Task statement
Collect every line that includes the string "from".

Listed records
⟨

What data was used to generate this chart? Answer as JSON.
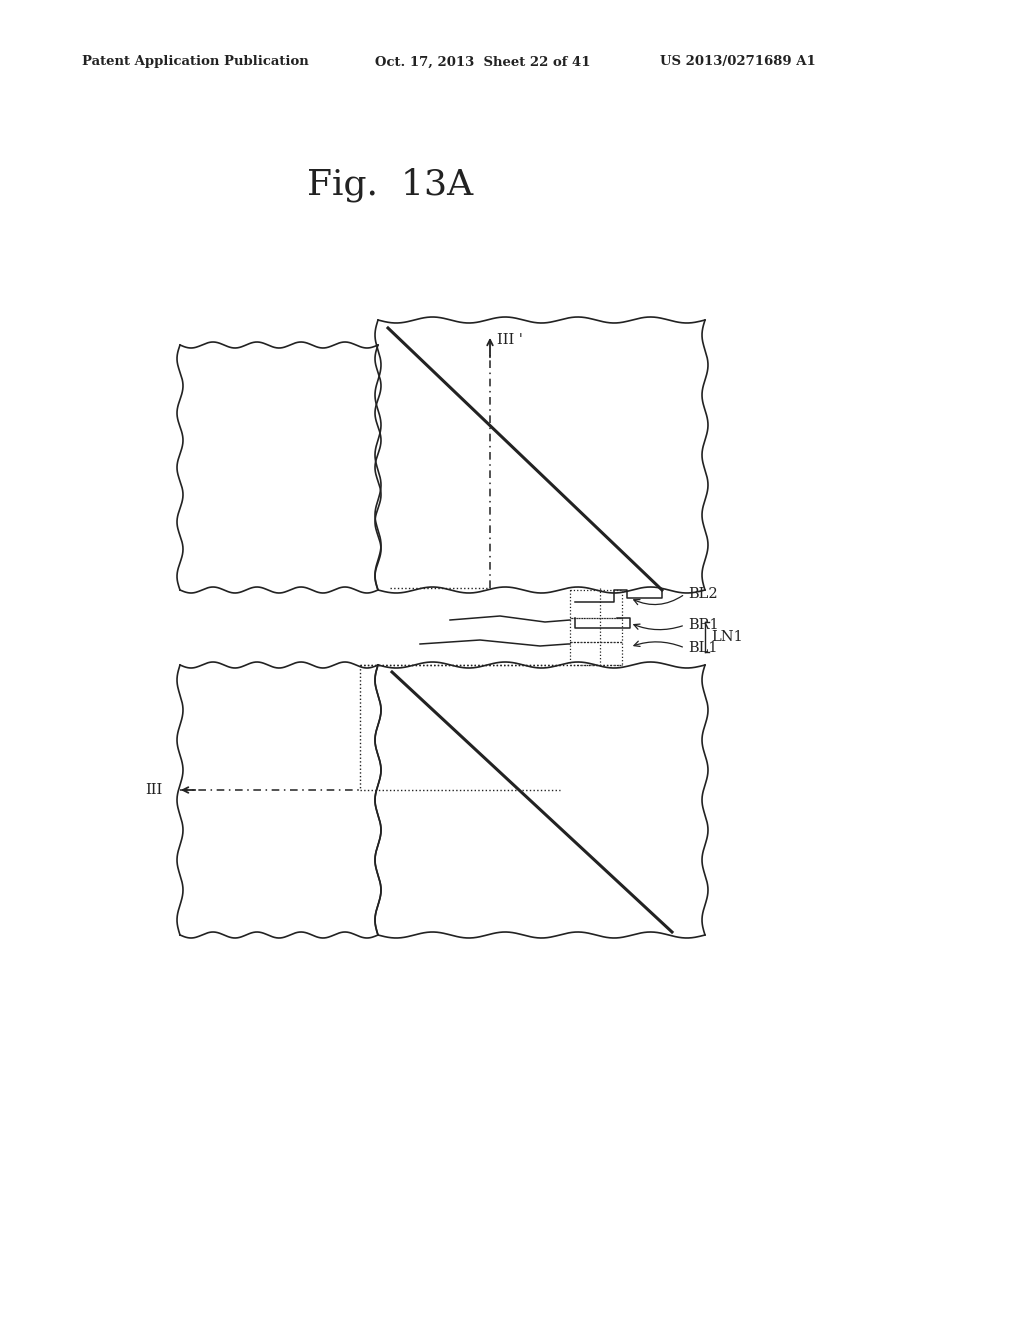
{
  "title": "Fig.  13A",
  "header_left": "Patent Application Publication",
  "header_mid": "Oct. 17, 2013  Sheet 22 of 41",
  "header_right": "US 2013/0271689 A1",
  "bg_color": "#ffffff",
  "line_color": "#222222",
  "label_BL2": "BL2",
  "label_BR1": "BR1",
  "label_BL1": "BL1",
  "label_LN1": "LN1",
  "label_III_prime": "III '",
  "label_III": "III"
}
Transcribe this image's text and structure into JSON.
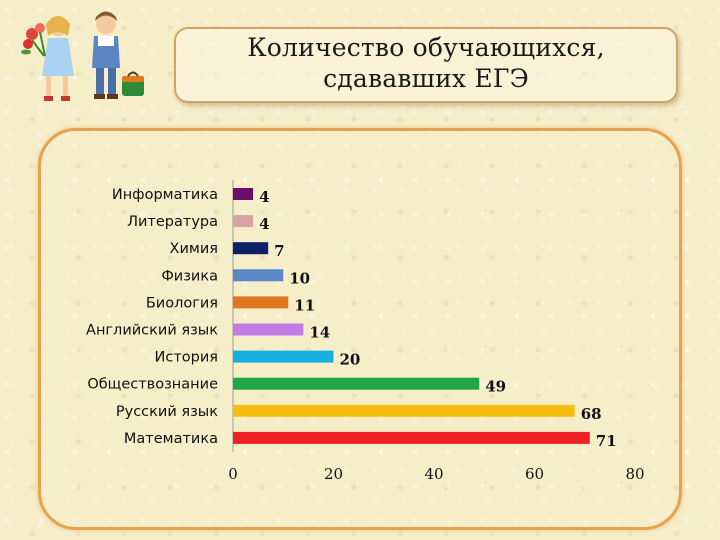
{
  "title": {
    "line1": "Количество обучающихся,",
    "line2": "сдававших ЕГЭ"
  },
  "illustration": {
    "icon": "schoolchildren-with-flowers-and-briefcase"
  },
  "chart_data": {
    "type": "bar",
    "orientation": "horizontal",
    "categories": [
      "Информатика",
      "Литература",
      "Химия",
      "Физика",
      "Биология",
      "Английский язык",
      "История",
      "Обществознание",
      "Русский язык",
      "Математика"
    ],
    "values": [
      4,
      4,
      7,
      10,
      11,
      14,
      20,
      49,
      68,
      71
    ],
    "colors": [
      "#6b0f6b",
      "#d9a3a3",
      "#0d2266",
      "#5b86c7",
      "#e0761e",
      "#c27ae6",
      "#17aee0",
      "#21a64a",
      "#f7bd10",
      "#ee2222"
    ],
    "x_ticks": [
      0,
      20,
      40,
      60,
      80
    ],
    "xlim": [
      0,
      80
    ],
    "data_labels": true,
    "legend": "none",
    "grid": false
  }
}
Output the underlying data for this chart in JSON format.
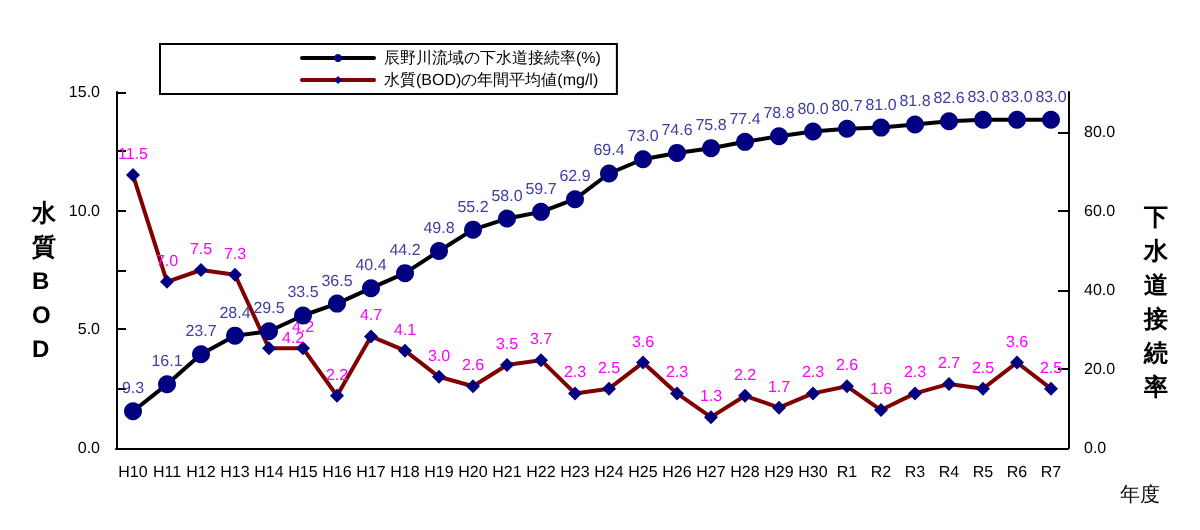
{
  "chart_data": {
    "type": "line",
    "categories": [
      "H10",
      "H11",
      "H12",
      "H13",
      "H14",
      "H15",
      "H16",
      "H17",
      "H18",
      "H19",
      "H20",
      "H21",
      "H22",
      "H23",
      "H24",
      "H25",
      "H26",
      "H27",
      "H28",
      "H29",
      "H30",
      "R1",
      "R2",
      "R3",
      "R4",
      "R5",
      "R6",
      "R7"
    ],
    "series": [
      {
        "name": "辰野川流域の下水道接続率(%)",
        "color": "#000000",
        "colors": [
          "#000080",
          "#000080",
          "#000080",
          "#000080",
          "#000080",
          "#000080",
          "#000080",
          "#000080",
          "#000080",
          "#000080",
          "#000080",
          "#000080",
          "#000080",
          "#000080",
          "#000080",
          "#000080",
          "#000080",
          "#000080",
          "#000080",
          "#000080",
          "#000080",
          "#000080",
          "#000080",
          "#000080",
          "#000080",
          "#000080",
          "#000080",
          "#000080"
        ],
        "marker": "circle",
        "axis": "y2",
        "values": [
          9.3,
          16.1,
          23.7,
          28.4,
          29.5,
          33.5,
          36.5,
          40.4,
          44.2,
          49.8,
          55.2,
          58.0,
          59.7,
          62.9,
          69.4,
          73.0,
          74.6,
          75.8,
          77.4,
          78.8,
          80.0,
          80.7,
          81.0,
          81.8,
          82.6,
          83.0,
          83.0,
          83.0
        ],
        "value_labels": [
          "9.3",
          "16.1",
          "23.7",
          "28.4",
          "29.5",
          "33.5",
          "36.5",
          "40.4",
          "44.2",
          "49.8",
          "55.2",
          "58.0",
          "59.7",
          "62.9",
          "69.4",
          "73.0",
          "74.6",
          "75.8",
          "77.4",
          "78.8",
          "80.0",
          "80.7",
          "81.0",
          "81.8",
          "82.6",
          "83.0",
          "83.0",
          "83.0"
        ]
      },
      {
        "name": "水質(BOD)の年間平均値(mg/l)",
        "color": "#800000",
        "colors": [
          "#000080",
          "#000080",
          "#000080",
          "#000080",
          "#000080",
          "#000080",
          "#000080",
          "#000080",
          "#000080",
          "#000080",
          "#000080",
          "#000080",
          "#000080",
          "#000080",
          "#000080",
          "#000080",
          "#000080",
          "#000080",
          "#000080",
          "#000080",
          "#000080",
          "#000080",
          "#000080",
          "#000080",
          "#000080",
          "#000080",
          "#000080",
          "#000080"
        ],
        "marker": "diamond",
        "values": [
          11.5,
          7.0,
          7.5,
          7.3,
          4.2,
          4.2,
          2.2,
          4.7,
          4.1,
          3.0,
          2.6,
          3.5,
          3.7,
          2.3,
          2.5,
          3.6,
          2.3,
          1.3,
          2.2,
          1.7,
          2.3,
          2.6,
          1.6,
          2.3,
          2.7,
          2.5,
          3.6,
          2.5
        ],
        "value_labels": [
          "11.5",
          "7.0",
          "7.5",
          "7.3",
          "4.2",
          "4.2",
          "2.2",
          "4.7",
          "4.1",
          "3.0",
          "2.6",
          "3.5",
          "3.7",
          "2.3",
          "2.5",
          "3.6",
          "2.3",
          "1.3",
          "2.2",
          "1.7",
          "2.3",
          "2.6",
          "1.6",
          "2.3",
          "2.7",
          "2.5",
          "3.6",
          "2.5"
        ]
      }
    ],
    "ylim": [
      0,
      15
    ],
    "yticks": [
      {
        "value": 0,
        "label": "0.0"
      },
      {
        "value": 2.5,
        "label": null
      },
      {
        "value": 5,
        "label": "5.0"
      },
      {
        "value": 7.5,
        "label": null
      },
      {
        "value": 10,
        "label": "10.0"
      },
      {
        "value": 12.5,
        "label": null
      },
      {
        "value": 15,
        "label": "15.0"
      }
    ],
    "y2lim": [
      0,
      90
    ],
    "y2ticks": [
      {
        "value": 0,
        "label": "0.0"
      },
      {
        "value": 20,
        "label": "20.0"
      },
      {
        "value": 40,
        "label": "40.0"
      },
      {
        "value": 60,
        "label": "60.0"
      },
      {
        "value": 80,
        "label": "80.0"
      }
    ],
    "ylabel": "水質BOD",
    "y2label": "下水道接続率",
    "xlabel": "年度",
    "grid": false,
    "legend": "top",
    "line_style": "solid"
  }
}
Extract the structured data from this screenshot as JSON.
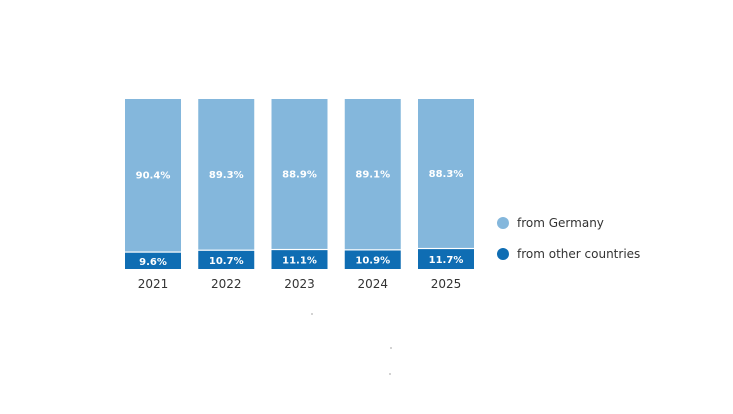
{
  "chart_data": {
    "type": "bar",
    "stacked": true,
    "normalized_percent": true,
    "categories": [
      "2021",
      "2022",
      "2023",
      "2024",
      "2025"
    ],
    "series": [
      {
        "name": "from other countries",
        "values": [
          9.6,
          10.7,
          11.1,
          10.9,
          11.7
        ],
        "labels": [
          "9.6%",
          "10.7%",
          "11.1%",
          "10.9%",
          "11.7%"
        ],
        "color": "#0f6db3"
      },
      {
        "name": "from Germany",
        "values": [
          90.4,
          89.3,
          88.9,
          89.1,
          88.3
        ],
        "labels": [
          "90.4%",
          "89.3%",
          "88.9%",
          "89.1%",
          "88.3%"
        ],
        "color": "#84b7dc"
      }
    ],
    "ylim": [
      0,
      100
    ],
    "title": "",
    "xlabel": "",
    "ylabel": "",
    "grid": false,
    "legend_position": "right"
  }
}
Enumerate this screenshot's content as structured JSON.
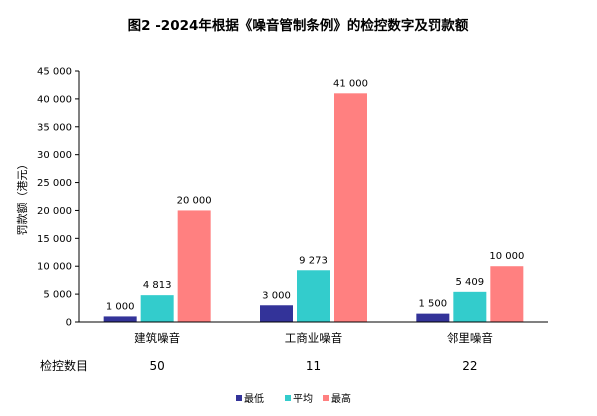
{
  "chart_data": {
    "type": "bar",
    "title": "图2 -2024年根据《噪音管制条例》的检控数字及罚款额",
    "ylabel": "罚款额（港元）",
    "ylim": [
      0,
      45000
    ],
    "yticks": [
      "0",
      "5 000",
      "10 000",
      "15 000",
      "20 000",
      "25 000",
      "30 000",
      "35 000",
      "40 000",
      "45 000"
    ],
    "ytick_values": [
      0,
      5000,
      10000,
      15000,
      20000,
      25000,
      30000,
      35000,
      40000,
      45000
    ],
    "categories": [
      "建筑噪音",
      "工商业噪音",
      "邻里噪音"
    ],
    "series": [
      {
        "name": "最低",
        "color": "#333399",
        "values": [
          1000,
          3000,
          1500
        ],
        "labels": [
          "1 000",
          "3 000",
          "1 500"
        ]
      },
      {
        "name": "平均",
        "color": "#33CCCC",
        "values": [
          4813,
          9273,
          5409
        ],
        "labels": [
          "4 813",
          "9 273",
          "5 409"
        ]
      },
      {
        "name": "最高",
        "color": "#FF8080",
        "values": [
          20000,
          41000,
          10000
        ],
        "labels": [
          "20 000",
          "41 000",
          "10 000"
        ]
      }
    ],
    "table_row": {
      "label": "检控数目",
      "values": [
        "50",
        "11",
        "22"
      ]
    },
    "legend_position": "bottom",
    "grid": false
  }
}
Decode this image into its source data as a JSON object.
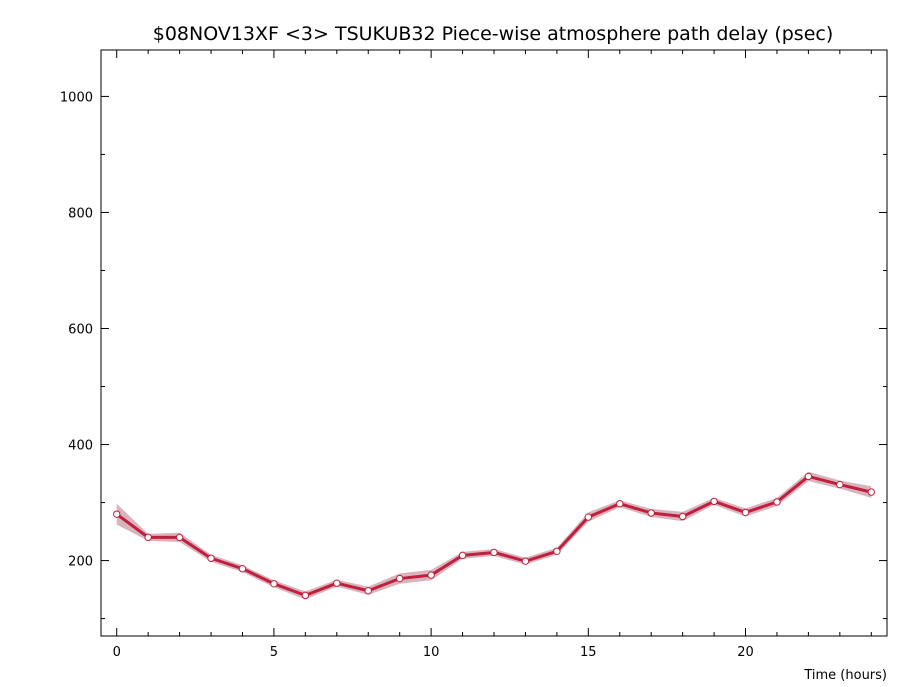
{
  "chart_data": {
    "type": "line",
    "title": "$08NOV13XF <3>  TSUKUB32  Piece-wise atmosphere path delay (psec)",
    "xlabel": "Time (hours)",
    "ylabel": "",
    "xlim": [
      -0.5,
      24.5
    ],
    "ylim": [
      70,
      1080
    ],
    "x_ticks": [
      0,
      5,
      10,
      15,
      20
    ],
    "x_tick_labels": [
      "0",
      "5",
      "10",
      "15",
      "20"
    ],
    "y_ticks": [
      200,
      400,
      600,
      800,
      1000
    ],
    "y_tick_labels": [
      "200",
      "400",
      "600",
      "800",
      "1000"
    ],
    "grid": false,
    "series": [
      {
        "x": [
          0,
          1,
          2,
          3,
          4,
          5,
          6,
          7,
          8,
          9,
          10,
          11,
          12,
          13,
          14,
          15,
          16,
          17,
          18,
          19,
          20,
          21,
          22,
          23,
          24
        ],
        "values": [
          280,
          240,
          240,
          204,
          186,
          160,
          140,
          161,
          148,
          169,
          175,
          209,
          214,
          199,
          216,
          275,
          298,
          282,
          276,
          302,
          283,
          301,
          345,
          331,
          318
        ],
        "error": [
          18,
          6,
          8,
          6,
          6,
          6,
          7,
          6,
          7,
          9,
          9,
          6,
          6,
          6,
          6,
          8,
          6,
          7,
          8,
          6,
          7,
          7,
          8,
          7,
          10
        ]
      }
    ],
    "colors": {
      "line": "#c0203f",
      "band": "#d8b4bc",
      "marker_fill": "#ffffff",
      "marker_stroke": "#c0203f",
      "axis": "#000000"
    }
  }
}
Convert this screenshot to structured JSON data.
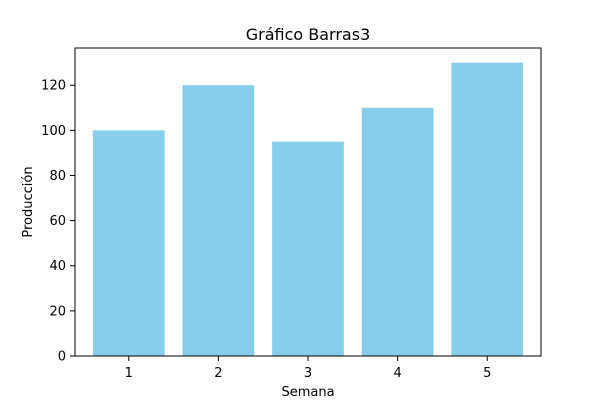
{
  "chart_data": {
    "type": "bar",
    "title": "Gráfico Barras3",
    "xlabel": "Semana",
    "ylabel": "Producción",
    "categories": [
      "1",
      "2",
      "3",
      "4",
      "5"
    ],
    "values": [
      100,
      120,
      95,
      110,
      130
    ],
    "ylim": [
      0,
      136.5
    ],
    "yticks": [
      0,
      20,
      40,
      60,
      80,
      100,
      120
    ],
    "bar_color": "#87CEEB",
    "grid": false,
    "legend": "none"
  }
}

⟩

Right answer
Extract the structured data from this screenshot as JSON.
        "name": "from other countries",
        "name": "from Germany",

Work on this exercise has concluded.